### Aim
Give every line of the material again, exactly as written.

┌─ Data for this exercise

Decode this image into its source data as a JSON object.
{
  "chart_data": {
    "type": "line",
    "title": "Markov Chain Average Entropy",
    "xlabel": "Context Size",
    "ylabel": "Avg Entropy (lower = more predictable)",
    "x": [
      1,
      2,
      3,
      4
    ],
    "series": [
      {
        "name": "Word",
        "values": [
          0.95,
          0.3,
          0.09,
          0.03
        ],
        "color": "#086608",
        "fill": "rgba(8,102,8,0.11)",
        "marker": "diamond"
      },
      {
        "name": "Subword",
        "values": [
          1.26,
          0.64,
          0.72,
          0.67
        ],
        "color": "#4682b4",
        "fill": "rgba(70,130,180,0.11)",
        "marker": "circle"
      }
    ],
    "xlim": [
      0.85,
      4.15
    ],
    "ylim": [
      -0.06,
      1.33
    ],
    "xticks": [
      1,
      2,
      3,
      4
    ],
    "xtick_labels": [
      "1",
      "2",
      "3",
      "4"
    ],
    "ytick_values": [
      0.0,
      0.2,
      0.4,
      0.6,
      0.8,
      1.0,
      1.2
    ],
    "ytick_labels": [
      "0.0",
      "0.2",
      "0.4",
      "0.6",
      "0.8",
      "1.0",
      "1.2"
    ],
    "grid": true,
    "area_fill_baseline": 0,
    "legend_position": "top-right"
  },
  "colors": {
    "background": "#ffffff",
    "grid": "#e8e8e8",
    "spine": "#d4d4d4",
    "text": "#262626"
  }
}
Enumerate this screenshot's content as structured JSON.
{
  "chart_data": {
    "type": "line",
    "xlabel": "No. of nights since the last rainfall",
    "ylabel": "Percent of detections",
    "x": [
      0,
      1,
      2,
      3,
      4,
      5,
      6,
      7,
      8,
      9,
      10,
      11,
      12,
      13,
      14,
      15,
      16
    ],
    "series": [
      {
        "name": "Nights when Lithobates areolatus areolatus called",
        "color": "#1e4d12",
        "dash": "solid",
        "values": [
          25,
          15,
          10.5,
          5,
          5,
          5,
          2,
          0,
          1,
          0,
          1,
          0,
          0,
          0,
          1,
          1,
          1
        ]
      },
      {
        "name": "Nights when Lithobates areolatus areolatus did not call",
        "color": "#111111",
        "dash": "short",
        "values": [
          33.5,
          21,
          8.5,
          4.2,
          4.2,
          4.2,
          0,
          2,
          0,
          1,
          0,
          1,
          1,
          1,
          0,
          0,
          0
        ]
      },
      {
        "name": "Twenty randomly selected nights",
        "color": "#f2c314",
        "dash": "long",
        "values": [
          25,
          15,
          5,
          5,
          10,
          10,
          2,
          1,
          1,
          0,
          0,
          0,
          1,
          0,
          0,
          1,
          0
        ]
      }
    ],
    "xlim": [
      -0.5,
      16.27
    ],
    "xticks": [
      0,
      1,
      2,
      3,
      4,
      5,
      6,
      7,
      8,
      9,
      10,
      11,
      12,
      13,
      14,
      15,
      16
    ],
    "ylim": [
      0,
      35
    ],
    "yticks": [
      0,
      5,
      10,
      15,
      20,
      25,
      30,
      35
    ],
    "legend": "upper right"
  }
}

└─

### Result of the task
Decode this image into its source data as a JSON object.
{
  "chart_data": {
    "type": "line",
    "title": "Markov Chain Average Entropy",
    "xlabel": "Context Size",
    "ylabel": "Avg Entropy (lower = more predictable)",
    "x": [
      1,
      2,
      3,
      4
    ],
    "series": [
      {
        "name": "Word",
        "values": [
          0.95,
          0.3,
          0.09,
          0.03
        ],
        "color": "#086608",
        "fill": "rgba(8,102,8,0.11)",
        "marker": "diamond"
      },
      {
        "name": "Subword",
        "values": [
          1.26,
          0.64,
          0.72,
          0.67
        ],
        "color": "#4682b4",
        "fill": "rgba(70,130,180,0.11)",
        "marker": "circle"
      }
    ],
    "xlim": [
      0.85,
      4.15
    ],
    "ylim": [
      -0.06,
      1.33
    ],
    "xticks": [
      1,
      2,
      3,
      4
    ],
    "xtick_labels": [
      "1",
      "2",
      "3",
      "4"
    ],
    "ytick_values": [
      0.0,
      0.2,
      0.4,
      0.6,
      0.8,
      1.0,
      1.2
    ],
    "ytick_labels": [
      "0.0",
      "0.2",
      "0.4",
      "0.6",
      "0.8",
      "1.0",
      "1.2"
    ],
    "grid": true,
    "area_fill_baseline": 0,
    "legend_position": "top-right"
  },
  "colors": {
    "background": "#ffffff",
    "grid": "#e8e8e8",
    "spine": "#d4d4d4",
    "text": "#262626"
  }
}
Enumerate this screenshot's content as structured JSON.
{
  "chart_data": {
    "type": "line",
    "xlabel": "No. of nights since the last rainfall",
    "ylabel": "Percent of detections",
    "x": [
      0,
      1,
      2,
      3,
      4,
      5,
      6,
      7,
      8,
      9,
      10,
      11,
      12,
      13,
      14,
      15,
      16
    ],
    "series": [
      {
        "name": "Nights when Lithobates areolatus areolatus called",
        "color": "#1e4d12",
        "dash": "solid",
        "values": [
          25,
          15,
          10.5,
          5,
          5,
          5,
          2,
          0,
          1,
          0,
          1,
          0,
          0,
          0,
          1,
          1,
          1
        ]
      },
      {
        "name": "Nights when Lithobates areolatus areolatus did not call",
        "color": "#111111",
        "dash": "short",
        "values": [
          33.5,
          21,
          8.5,
          4.2,
          4.2,
          4.2,
          0,
          2,
          0,
          1,
          0,
          1,
          1,
          1,
          0,
          0,
          0
        ]
      },
      {
        "name": "Twenty randomly selected nights",
        "color": "#f2c314",
        "dash": "long",
        "values": [
          25,
          15,
          5,
          5,
          10,
          10,
          2,
          1,
          1,
          0,
          0,
          0,
          1,
          0,
          0,
          1,
          0
        ]
      }
    ],
    "xlim": [
      -0.5,
      16.27
    ],
    "xticks": [
      0,
      1,
      2,
      3,
      4,
      5,
      6,
      7,
      8,
      9,
      10,
      11,
      12,
      13,
      14,
      15,
      16
    ],
    "ylim": [
      0,
      35
    ],
    "yticks": [
      0,
      5,
      10,
      15,
      20,
      25,
      30,
      35
    ],
    "legend": "upper right"
  }
}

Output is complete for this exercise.